--- MATERIAL FOR THE TASK ---

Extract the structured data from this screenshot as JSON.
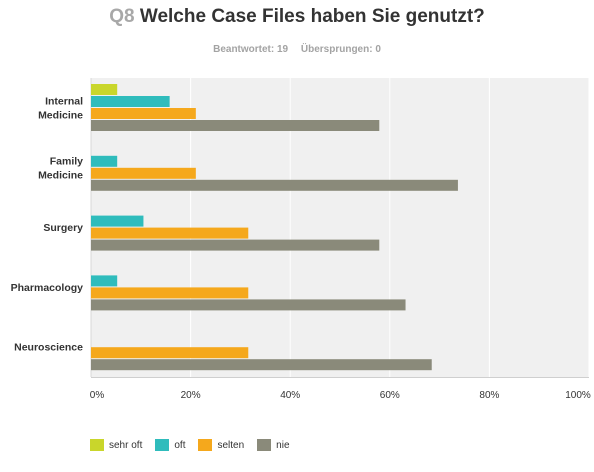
{
  "header": {
    "question_number": "Q8",
    "question_text": "Welche Case Files haben Sie genutzt?",
    "answered": "Beantwortet: 19",
    "skipped": "Übersprungen: 0"
  },
  "chart_data": {
    "type": "bar",
    "orientation": "horizontal",
    "categories": [
      [
        "Internal",
        "Medicine"
      ],
      [
        "Family",
        "Medicine"
      ],
      [
        "Surgery"
      ],
      [
        "Pharmacology"
      ],
      [
        "Neuroscience"
      ]
    ],
    "series": [
      {
        "name": "sehr oft",
        "color": "#c9d62b",
        "values": [
          5.26,
          0,
          0,
          0,
          0
        ]
      },
      {
        "name": "oft",
        "color": "#2fbcbc",
        "values": [
          15.79,
          5.26,
          10.53,
          5.26,
          0
        ]
      },
      {
        "name": "selten",
        "color": "#f5a81c",
        "values": [
          21.05,
          21.05,
          31.58,
          31.58,
          31.58
        ]
      },
      {
        "name": "nie",
        "color": "#8a8a7a",
        "values": [
          57.89,
          73.68,
          57.89,
          63.16,
          68.42
        ]
      }
    ],
    "xlim": [
      0,
      100
    ],
    "x_ticks": [
      "0%",
      "20%",
      "40%",
      "60%",
      "80%",
      "100%"
    ],
    "grid": true,
    "legend_position": "bottom-left",
    "plot_background": "#f0f0f0",
    "grid_color": "#ffffff"
  }
}
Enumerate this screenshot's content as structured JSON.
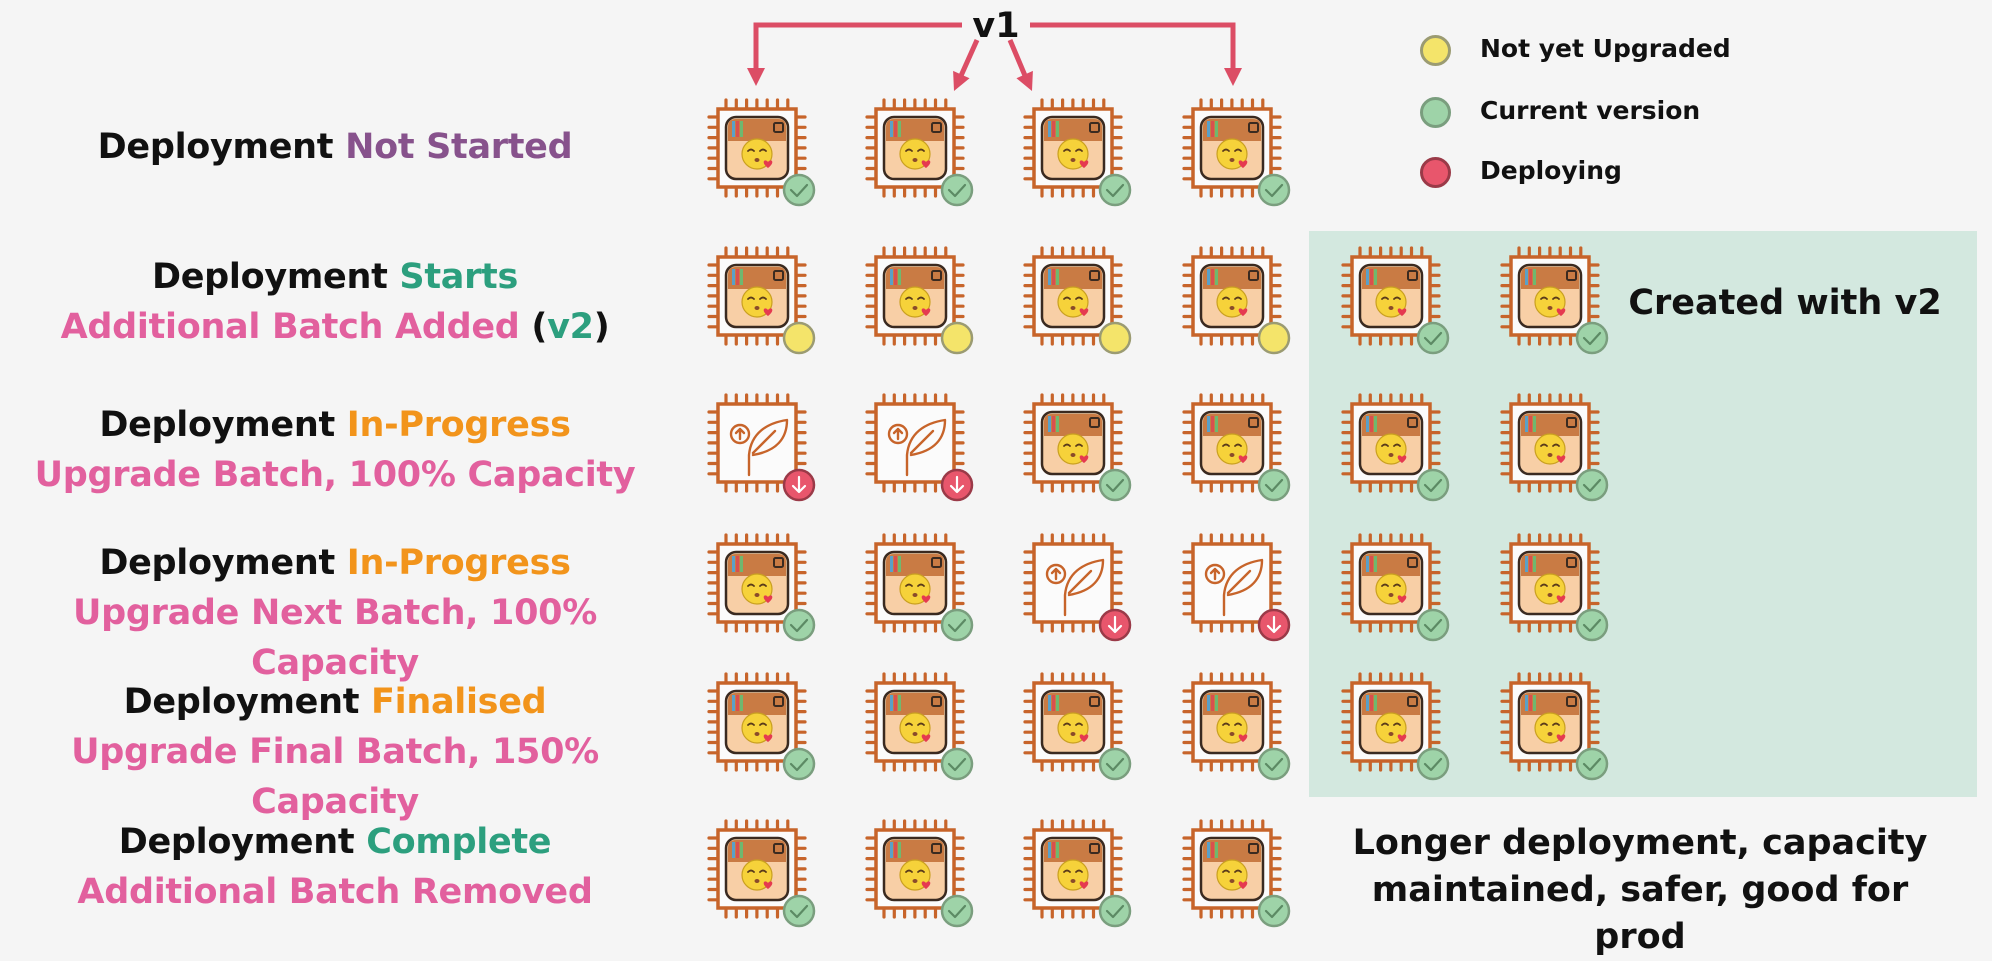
{
  "top_label": "v1",
  "rows": [
    {
      "parts": [
        {
          "text": "Deployment ",
          "tone": "black"
        },
        {
          "text": "Not Started",
          "tone": "purple"
        }
      ],
      "line2": []
    },
    {
      "parts": [
        {
          "text": "Deployment ",
          "tone": "black"
        },
        {
          "text": "Starts",
          "tone": "green"
        }
      ],
      "line2": [
        {
          "text": "Additional Batch Added",
          "tone": "pink"
        },
        {
          "text": " (",
          "tone": "black"
        },
        {
          "text": "v2",
          "tone": "green"
        },
        {
          "text": ")",
          "tone": "black"
        }
      ]
    },
    {
      "parts": [
        {
          "text": "Deployment ",
          "tone": "black"
        },
        {
          "text": "In-Progress",
          "tone": "orange"
        }
      ],
      "line2": [
        {
          "text": "Upgrade Batch, 100% Capacity",
          "tone": "pink"
        }
      ]
    },
    {
      "parts": [
        {
          "text": "Deployment ",
          "tone": "black"
        },
        {
          "text": "In-Progress",
          "tone": "orange"
        }
      ],
      "line2": [
        {
          "text": "Upgrade Next Batch, 100% Capacity",
          "tone": "pink"
        }
      ]
    },
    {
      "parts": [
        {
          "text": "Deployment ",
          "tone": "black"
        },
        {
          "text": "Finalised",
          "tone": "orange"
        }
      ],
      "line2": [
        {
          "text": "Upgrade Final Batch, 150% Capacity",
          "tone": "pink"
        }
      ]
    },
    {
      "parts": [
        {
          "text": "Deployment ",
          "tone": "black"
        },
        {
          "text": "Complete",
          "tone": "green"
        }
      ],
      "line2": [
        {
          "text": "Additional Batch Removed",
          "tone": "pink"
        }
      ]
    }
  ],
  "grid": [
    [
      "current",
      "current",
      "current",
      "current"
    ],
    [
      "not-upgraded",
      "not-upgraded",
      "not-upgraded",
      "not-upgraded",
      "current",
      "current"
    ],
    [
      "deploying",
      "deploying",
      "current",
      "current",
      "current",
      "current"
    ],
    [
      "current",
      "current",
      "deploying",
      "deploying",
      "current",
      "current"
    ],
    [
      "current",
      "current",
      "current",
      "current",
      "current",
      "current"
    ],
    [
      "current",
      "current",
      "current",
      "current"
    ]
  ],
  "legend": [
    {
      "label": "Not yet Upgraded",
      "status": "not-upgraded"
    },
    {
      "label": "Current version",
      "status": "current"
    },
    {
      "label": "Deploying",
      "status": "deploying"
    }
  ],
  "v2_caption": "Created with v2",
  "note": "Longer deployment, capacity maintained, safer, good for prod",
  "colors": {
    "arrow": "#dc4d65",
    "chip": "#c7642a",
    "panel": "#d3e8df",
    "not_upgraded": "#f4e46a",
    "current": "#9ed3a8",
    "deploying": "#e8566c"
  },
  "icons": {
    "server": "chip-app-icon",
    "upgrade": "chip-upgrade-leaf-icon",
    "not_upgraded": "yellow-dot-icon",
    "current": "green-check-badge-icon",
    "deploying": "red-down-arrow-badge-icon"
  }
}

---

● WHAT YOU WILL DO
The records above are to be restated exactly, without their pictures.

● EXERCISE RESULT
Extract the structured data from this screenshot as JSON.
{
  "header": {
    "question_number": "Q8",
    "question_text": "Welche Case Files haben Sie genutzt?",
    "answered": "Beantwortet: 19",
    "skipped": "Übersprungen: 0"
  },
  "chart_data": {
    "type": "bar",
    "orientation": "horizontal",
    "categories": [
      [
        "Internal",
        "Medicine"
      ],
      [
        "Family",
        "Medicine"
      ],
      [
        "Surgery"
      ],
      [
        "Pharmacology"
      ],
      [
        "Neuroscience"
      ]
    ],
    "series": [
      {
        "name": "sehr oft",
        "color": "#c9d62b",
        "values": [
          5.26,
          0,
          0,
          0,
          0
        ]
      },
      {
        "name": "oft",
        "color": "#2fbcbc",
        "values": [
          15.79,
          5.26,
          10.53,
          5.26,
          0
        ]
      },
      {
        "name": "selten",
        "color": "#f5a81c",
        "values": [
          21.05,
          21.05,
          31.58,
          31.58,
          31.58
        ]
      },
      {
        "name": "nie",
        "color": "#8a8a7a",
        "values": [
          57.89,
          73.68,
          57.89,
          63.16,
          68.42
        ]
      }
    ],
    "xlim": [
      0,
      100
    ],
    "x_ticks": [
      "0%",
      "20%",
      "40%",
      "60%",
      "80%",
      "100%"
    ],
    "grid": true,
    "legend_position": "bottom-left",
    "plot_background": "#f0f0f0",
    "grid_color": "#ffffff"
  }
}
Enumerate this screenshot's content as structured JSON.
{
  "top_label": "v1",
  "rows": [
    {
      "parts": [
        {
          "text": "Deployment ",
          "tone": "black"
        },
        {
          "text": "Not Started",
          "tone": "purple"
        }
      ],
      "line2": []
    },
    {
      "parts": [
        {
          "text": "Deployment ",
          "tone": "black"
        },
        {
          "text": "Starts",
          "tone": "green"
        }
      ],
      "line2": [
        {
          "text": "Additional Batch Added",
          "tone": "pink"
        },
        {
          "text": " (",
          "tone": "black"
        },
        {
          "text": "v2",
          "tone": "green"
        },
        {
          "text": ")",
          "tone": "black"
        }
      ]
    },
    {
      "parts": [
        {
          "text": "Deployment ",
          "tone": "black"
        },
        {
          "text": "In-Progress",
          "tone": "orange"
        }
      ],
      "line2": [
        {
          "text": "Upgrade Batch, 100% Capacity",
          "tone": "pink"
        }
      ]
    },
    {
      "parts": [
        {
          "text": "Deployment ",
          "tone": "black"
        },
        {
          "text": "In-Progress",
          "tone": "orange"
        }
      ],
      "line2": [
        {
          "text": "Upgrade Next Batch, 100% Capacity",
          "tone": "pink"
        }
      ]
    },
    {
      "parts": [
        {
          "text": "Deployment ",
          "tone": "black"
        },
        {
          "text": "Finalised",
          "tone": "orange"
        }
      ],
      "line2": [
        {
          "text": "Upgrade Final Batch, 150% Capacity",
          "tone": "pink"
        }
      ]
    },
    {
      "parts": [
        {
          "text": "Deployment ",
          "tone": "black"
        },
        {
          "text": "Complete",
          "tone": "green"
        }
      ],
      "line2": [
        {
          "text": "Additional Batch Removed",
          "tone": "pink"
        }
      ]
    }
  ],
  "grid": [
    [
      "current",
      "current",
      "current",
      "current"
    ],
    [
      "not-upgraded",
      "not-upgraded",
      "not-upgraded",
      "not-upgraded",
      "current",
      "current"
    ],
    [
      "deploying",
      "deploying",
      "current",
      "current",
      "current",
      "current"
    ],
    [
      "current",
      "current",
      "deploying",
      "deploying",
      "current",
      "current"
    ],
    [
      "current",
      "current",
      "current",
      "current",
      "current",
      "current"
    ],
    [
      "current",
      "current",
      "current",
      "current"
    ]
  ],
  "legend": [
    {
      "label": "Not yet Upgraded",
      "status": "not-upgraded"
    },
    {
      "label": "Current version",
      "status": "current"
    },
    {
      "label": "Deploying",
      "status": "deploying"
    }
  ],
  "v2_caption": "Created with v2",
  "note": "Longer deployment, capacity maintained, safer, good for prod",
  "colors": {
    "arrow": "#dc4d65",
    "chip": "#c7642a",
    "panel": "#d3e8df",
    "not_upgraded": "#f4e46a",
    "current": "#9ed3a8",
    "deploying": "#e8566c"
  },
  "icons": {
    "server": "chip-app-icon",
    "upgrade": "chip-upgrade-leaf-icon",
    "not_upgraded": "yellow-dot-icon",
    "current": "green-check-badge-icon",
    "deploying": "red-down-arrow-badge-icon"
  }
}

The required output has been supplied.